Task details: Look at the entries below and reproduce them exactly.

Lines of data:
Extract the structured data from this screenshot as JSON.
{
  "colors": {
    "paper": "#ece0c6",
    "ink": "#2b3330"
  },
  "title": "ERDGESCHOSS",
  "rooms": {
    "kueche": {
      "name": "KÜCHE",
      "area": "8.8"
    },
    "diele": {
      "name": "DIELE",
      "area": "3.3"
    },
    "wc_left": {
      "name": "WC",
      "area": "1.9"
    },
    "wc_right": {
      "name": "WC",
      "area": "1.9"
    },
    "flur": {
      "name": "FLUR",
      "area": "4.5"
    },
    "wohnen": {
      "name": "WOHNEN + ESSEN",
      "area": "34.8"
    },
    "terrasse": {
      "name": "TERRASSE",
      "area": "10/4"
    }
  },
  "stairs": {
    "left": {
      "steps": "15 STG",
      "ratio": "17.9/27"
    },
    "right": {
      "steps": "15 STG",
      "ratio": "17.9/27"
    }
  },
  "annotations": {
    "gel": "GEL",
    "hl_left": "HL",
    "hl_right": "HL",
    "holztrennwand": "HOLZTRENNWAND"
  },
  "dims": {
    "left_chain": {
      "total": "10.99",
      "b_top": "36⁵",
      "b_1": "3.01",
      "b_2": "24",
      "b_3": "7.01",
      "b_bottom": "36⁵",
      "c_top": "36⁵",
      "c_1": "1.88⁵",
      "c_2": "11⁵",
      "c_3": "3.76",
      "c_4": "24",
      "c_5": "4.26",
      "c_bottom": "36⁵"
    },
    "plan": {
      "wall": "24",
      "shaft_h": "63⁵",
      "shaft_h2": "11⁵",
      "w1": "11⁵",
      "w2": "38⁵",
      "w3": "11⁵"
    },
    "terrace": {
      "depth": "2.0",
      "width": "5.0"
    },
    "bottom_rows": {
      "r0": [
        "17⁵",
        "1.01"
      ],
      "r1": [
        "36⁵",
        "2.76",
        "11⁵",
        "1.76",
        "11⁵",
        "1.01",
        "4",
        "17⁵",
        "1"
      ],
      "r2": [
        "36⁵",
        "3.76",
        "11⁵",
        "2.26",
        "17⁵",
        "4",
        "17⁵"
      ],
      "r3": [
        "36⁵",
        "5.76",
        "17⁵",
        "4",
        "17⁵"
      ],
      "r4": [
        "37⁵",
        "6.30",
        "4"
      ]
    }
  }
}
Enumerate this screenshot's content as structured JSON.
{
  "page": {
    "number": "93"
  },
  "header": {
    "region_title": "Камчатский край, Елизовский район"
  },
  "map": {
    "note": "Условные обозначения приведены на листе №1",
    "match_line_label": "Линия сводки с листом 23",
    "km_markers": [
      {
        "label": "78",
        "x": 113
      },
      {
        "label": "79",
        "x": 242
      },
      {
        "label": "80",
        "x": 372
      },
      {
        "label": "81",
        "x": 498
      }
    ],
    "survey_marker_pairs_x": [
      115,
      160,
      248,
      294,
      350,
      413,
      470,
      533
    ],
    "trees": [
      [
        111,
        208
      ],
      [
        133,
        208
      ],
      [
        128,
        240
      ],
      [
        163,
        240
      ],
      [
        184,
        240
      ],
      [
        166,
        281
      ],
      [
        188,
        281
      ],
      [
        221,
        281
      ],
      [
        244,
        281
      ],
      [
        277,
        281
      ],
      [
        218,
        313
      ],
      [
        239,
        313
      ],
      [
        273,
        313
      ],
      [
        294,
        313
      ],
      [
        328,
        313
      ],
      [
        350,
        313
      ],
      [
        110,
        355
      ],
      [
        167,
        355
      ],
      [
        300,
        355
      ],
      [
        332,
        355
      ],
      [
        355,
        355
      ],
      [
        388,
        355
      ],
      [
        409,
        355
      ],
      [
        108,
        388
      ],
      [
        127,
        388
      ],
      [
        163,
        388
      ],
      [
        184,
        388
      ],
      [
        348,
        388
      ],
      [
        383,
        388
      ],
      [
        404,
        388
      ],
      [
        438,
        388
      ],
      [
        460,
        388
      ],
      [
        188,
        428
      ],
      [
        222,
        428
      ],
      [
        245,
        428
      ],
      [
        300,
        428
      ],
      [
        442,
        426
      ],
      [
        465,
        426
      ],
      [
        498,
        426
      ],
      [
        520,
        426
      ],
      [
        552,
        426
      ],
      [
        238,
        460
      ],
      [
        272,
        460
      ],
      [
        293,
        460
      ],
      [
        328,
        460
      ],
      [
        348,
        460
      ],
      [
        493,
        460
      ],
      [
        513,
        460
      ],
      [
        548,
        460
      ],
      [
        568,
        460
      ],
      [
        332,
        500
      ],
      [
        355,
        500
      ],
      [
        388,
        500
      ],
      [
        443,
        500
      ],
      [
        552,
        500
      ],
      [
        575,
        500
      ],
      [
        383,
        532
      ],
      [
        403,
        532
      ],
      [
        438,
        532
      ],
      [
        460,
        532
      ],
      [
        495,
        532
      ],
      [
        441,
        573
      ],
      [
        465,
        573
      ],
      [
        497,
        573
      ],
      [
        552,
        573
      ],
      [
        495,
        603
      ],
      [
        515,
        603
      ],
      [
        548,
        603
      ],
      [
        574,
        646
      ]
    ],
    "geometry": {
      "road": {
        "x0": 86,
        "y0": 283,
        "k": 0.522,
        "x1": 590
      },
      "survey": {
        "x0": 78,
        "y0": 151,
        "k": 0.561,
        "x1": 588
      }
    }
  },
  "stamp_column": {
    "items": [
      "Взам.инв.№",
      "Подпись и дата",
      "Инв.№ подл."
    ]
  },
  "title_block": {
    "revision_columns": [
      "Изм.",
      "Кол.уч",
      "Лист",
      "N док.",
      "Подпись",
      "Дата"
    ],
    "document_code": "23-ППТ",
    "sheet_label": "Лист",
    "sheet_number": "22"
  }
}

Task answer:
Extract the structured data from this screenshot as JSON.
{
  "colors": {
    "paper": "#ece0c6",
    "ink": "#2b3330"
  },
  "title": "ERDGESCHOSS",
  "rooms": {
    "kueche": {
      "name": "KÜCHE",
      "area": "8.8"
    },
    "diele": {
      "name": "DIELE",
      "area": "3.3"
    },
    "wc_left": {
      "name": "WC",
      "area": "1.9"
    },
    "wc_right": {
      "name": "WC",
      "area": "1.9"
    },
    "flur": {
      "name": "FLUR",
      "area": "4.5"
    },
    "wohnen": {
      "name": "WOHNEN + ESSEN",
      "area": "34.8"
    },
    "terrasse": {
      "name": "TERRASSE",
      "area": "10/4"
    }
  },
  "stairs": {
    "left": {
      "steps": "15 STG",
      "ratio": "17.9/27"
    },
    "right": {
      "steps": "15 STG",
      "ratio": "17.9/27"
    }
  },
  "annotations": {
    "gel": "GEL",
    "hl_left": "HL",
    "hl_right": "HL",
    "holztrennwand": "HOLZTRENNWAND"
  },
  "dims": {
    "left_chain": {
      "total": "10.99",
      "b_top": "36⁵",
      "b_1": "3.01",
      "b_2": "24",
      "b_3": "7.01",
      "b_bottom": "36⁵",
      "c_top": "36⁵",
      "c_1": "1.88⁵",
      "c_2": "11⁵",
      "c_3": "3.76",
      "c_4": "24",
      "c_5": "4.26",
      "c_bottom": "36⁵"
    },
    "plan": {
      "wall": "24",
      "shaft_h": "63⁵",
      "shaft_h2": "11⁵",
      "w1": "11⁵",
      "w2": "38⁵",
      "w3": "11⁵"
    },
    "terrace": {
      "depth": "2.0",
      "width": "5.0"
    },
    "bottom_rows": {
      "r0": [
        "17⁵",
        "1.01"
      ],
      "r1": [
        "36⁵",
        "2.76",
        "11⁵",
        "1.76",
        "11⁵",
        "1.01",
        "4",
        "17⁵",
        "1"
      ],
      "r2": [
        "36⁵",
        "3.76",
        "11⁵",
        "2.26",
        "17⁵",
        "4",
        "17⁵"
      ],
      "r3": [
        "36⁵",
        "5.76",
        "17⁵",
        "4",
        "17⁵"
      ],
      "r4": [
        "37⁵",
        "6.30",
        "4"
      ]
    }
  }
}
Enumerate this screenshot's content as structured JSON.
{
  "page": {
    "number": "93"
  },
  "header": {
    "region_title": "Камчатский край, Елизовский район"
  },
  "map": {
    "note": "Условные обозначения приведены на листе №1",
    "match_line_label": "Линия сводки с листом 23",
    "km_markers": [
      {
        "label": "78",
        "x": 113
      },
      {
        "label": "79",
        "x": 242
      },
      {
        "label": "80",
        "x": 372
      },
      {
        "label": "81",
        "x": 498
      }
    ],
    "survey_marker_pairs_x": [
      115,
      160,
      248,
      294,
      350,
      413,
      470,
      533
    ],
    "trees": [
      [
        111,
        208
      ],
      [
        133,
        208
      ],
      [
        128,
        240
      ],
      [
        163,
        240
      ],
      [
        184,
        240
      ],
      [
        166,
        281
      ],
      [
        188,
        281
      ],
      [
        221,
        281
      ],
      [
        244,
        281
      ],
      [
        277,
        281
      ],
      [
        218,
        313
      ],
      [
        239,
        313
      ],
      [
        273,
        313
      ],
      [
        294,
        313
      ],
      [
        328,
        313
      ],
      [
        350,
        313
      ],
      [
        110,
        355
      ],
      [
        167,
        355
      ],
      [
        300,
        355
      ],
      [
        332,
        355
      ],
      [
        355,
        355
      ],
      [
        388,
        355
      ],
      [
        409,
        355
      ],
      [
        108,
        388
      ],
      [
        127,
        388
      ],
      [
        163,
        388
      ],
      [
        184,
        388
      ],
      [
        348,
        388
      ],
      [
        383,
        388
      ],
      [
        404,
        388
      ],
      [
        438,
        388
      ],
      [
        460,
        388
      ],
      [
        188,
        428
      ],
      [
        222,
        428
      ],
      [
        245,
        428
      ],
      [
        300,
        428
      ],
      [
        442,
        426
      ],
      [
        465,
        426
      ],
      [
        498,
        426
      ],
      [
        520,
        426
      ],
      [
        552,
        426
      ],
      [
        238,
        460
      ],
      [
        272,
        460
      ],
      [
        293,
        460
      ],
      [
        328,
        460
      ],
      [
        348,
        460
      ],
      [
        493,
        460
      ],
      [
        513,
        460
      ],
      [
        548,
        460
      ],
      [
        568,
        460
      ],
      [
        332,
        500
      ],
      [
        355,
        500
      ],
      [
        388,
        500
      ],
      [
        443,
        500
      ],
      [
        552,
        500
      ],
      [
        575,
        500
      ],
      [
        383,
        532
      ],
      [
        403,
        532
      ],
      [
        438,
        532
      ],
      [
        460,
        532
      ],
      [
        495,
        532
      ],
      [
        441,
        573
      ],
      [
        465,
        573
      ],
      [
        497,
        573
      ],
      [
        552,
        573
      ],
      [
        495,
        603
      ],
      [
        515,
        603
      ],
      [
        548,
        603
      ],
      [
        574,
        646
      ]
    ],
    "geometry": {
      "road": {
        "x0": 86,
        "y0": 283,
        "k": 0.522,
        "x1": 590
      },
      "survey": {
        "x0": 78,
        "y0": 151,
        "k": 0.561,
        "x1": 588
      }
    }
  },
  "stamp_column": {
    "items": [
      "Взам.инв.№",
      "Подпись и дата",
      "Инв.№ подл."
    ]
  },
  "title_block": {
    "revision_columns": [
      "Изм.",
      "Кол.уч",
      "Лист",
      "N док.",
      "Подпись",
      "Дата"
    ],
    "document_code": "23-ППТ",
    "sheet_label": "Лист",
    "sheet_number": "22"
  }
}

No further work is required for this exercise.